* **Data provided**:
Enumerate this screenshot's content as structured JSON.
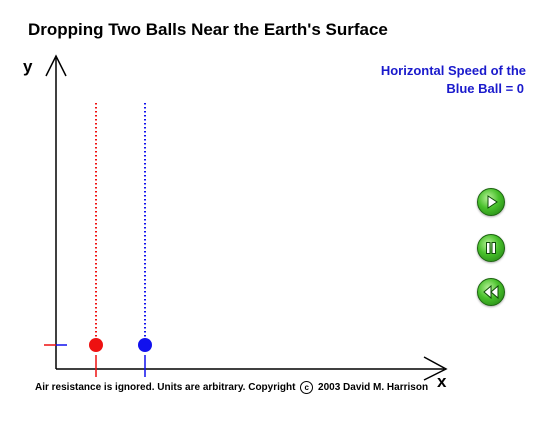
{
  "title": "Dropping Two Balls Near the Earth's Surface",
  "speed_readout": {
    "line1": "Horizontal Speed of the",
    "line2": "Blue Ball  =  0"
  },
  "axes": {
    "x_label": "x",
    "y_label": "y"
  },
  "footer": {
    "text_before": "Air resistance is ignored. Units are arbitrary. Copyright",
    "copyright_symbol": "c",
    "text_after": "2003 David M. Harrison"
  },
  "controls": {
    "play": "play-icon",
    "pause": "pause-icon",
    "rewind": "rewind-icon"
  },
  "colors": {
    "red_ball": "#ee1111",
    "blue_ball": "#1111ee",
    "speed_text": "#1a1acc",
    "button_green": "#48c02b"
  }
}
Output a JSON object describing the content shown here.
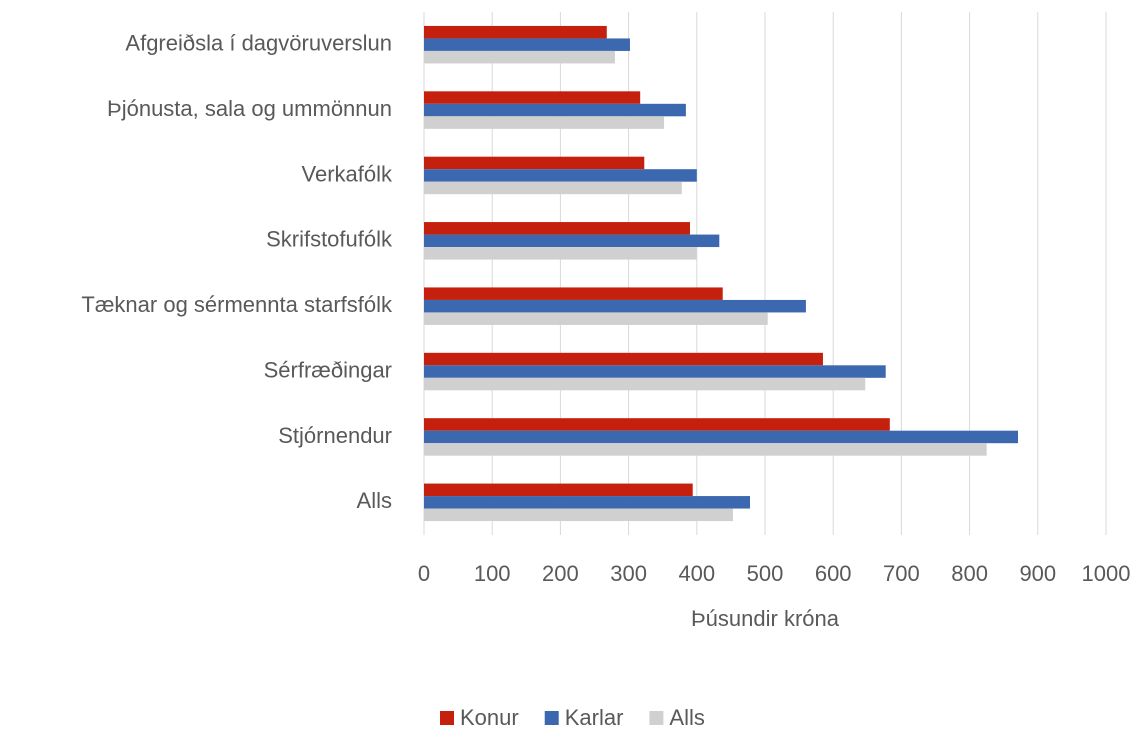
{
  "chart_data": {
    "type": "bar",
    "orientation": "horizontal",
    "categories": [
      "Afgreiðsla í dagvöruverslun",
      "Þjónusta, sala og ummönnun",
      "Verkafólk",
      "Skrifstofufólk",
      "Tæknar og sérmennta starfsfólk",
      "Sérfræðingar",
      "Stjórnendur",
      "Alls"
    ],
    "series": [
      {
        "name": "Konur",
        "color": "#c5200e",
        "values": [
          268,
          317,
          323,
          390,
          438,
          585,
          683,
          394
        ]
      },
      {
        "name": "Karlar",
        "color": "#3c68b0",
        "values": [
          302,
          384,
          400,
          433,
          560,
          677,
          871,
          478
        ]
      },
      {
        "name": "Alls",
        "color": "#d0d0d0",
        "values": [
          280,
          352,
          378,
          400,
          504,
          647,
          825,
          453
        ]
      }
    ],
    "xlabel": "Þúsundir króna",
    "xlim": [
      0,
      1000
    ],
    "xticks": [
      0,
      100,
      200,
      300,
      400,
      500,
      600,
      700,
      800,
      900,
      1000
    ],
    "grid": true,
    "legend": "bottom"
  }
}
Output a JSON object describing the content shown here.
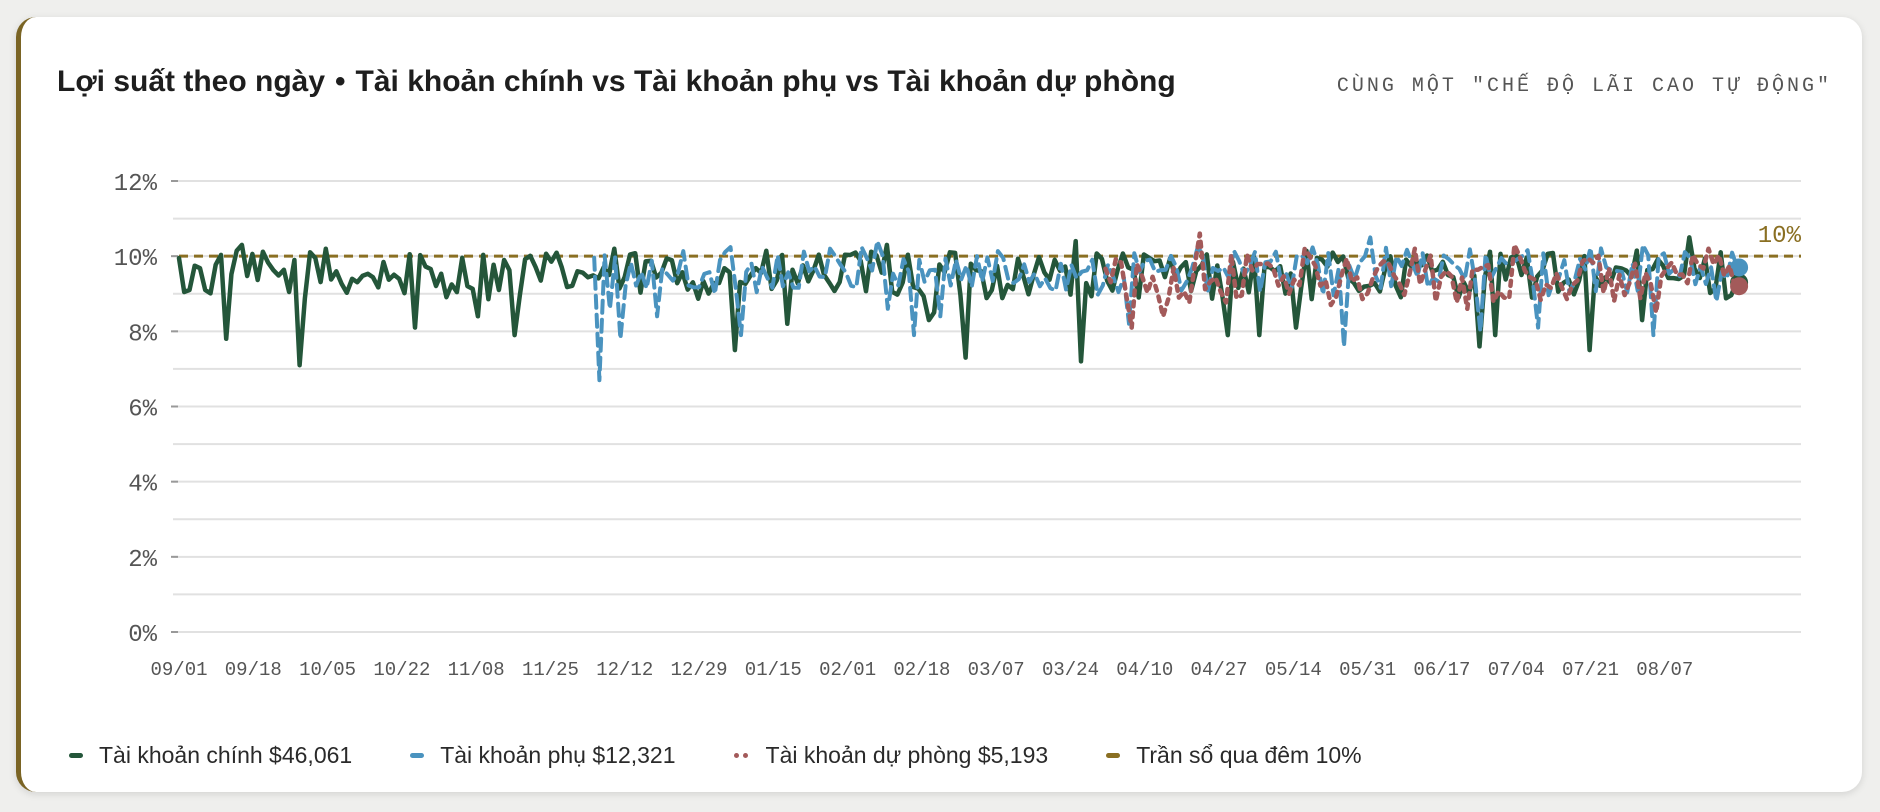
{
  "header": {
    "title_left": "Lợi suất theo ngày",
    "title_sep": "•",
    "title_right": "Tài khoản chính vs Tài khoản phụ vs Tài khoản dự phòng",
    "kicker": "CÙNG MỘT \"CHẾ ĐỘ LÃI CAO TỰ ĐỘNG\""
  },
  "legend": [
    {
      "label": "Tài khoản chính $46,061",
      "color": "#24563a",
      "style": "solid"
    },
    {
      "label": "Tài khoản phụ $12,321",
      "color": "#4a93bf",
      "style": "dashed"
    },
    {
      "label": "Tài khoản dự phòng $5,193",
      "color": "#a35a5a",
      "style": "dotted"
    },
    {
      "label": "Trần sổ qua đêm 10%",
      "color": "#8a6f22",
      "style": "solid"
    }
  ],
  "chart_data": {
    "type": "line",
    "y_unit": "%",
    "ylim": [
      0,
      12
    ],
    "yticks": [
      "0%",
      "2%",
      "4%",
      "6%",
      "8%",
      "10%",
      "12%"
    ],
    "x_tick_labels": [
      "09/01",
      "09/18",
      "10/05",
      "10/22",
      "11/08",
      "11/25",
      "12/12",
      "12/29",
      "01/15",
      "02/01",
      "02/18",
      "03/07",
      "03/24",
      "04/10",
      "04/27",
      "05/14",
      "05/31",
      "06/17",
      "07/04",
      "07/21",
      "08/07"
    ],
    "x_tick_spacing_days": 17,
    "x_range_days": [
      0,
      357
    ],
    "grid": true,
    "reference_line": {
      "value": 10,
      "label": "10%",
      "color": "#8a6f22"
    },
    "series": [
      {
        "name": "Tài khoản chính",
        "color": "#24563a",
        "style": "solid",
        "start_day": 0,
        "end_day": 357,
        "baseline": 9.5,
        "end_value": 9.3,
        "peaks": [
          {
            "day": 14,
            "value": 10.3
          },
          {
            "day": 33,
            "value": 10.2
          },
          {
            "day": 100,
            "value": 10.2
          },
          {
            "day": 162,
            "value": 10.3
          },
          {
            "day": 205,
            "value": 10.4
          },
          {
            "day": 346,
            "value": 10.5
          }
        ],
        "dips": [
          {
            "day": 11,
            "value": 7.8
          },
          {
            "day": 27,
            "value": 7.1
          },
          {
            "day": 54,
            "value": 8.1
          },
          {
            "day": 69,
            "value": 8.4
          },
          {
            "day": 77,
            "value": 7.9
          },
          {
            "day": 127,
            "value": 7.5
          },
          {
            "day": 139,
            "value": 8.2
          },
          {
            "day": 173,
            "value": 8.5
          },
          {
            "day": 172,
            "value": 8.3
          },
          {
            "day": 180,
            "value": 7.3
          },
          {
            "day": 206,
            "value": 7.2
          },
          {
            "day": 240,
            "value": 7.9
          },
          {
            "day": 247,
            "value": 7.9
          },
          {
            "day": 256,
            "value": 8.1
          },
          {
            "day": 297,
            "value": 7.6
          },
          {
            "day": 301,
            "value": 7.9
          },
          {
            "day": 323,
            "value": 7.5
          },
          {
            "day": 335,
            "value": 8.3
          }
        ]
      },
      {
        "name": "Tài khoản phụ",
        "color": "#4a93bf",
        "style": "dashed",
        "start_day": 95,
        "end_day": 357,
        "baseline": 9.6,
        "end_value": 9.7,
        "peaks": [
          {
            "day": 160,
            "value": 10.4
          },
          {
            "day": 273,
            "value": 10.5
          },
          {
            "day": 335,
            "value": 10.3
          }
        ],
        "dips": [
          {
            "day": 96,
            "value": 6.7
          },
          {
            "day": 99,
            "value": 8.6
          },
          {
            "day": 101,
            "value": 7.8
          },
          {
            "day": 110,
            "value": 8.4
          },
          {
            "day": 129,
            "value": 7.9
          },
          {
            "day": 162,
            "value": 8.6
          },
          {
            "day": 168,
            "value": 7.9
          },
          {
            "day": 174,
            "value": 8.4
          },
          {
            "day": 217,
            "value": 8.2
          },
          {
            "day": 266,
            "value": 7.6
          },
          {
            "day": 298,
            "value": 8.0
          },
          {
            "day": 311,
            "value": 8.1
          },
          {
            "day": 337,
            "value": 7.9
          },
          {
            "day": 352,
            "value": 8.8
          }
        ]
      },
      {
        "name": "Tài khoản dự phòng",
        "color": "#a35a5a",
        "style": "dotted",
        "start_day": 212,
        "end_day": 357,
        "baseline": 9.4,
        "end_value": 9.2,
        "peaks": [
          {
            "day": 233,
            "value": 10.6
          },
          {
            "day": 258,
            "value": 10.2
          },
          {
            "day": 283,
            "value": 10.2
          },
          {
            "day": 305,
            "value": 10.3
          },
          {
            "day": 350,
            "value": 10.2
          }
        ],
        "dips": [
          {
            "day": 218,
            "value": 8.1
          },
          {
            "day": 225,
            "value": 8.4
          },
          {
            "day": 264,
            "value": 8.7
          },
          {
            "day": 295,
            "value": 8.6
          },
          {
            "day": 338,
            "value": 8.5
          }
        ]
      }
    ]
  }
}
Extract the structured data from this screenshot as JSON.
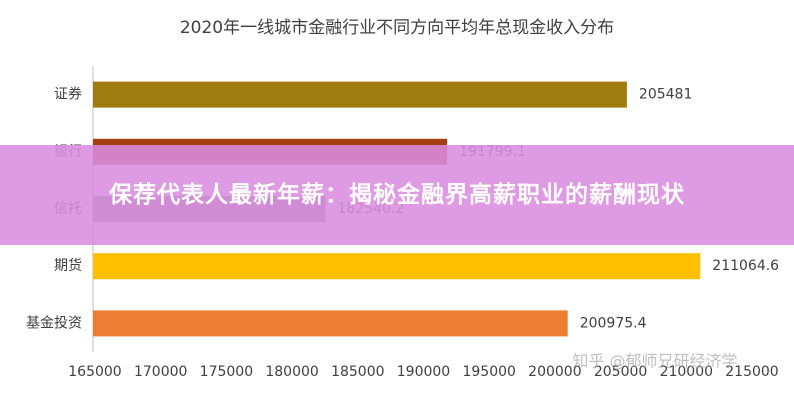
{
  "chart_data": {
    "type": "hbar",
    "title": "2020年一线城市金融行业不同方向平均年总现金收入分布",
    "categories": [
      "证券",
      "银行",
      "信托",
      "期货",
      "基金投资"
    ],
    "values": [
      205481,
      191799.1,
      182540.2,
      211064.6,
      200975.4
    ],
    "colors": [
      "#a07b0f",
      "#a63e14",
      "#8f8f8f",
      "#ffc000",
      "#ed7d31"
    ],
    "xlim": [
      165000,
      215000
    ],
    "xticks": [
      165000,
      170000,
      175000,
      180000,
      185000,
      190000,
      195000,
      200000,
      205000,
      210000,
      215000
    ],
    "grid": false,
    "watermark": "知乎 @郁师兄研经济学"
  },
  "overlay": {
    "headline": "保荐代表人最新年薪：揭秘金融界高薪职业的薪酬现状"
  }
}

* **Do this**:
Reproduce each line from the records that contains the word "chính".

* **The completed task**:
    "title_right": "Tài khoản chính vs Tài khoản phụ vs Tài khoản dự phòng",
      "label": "Tài khoản chính $46,061",
        "name": "Tài khoản chính",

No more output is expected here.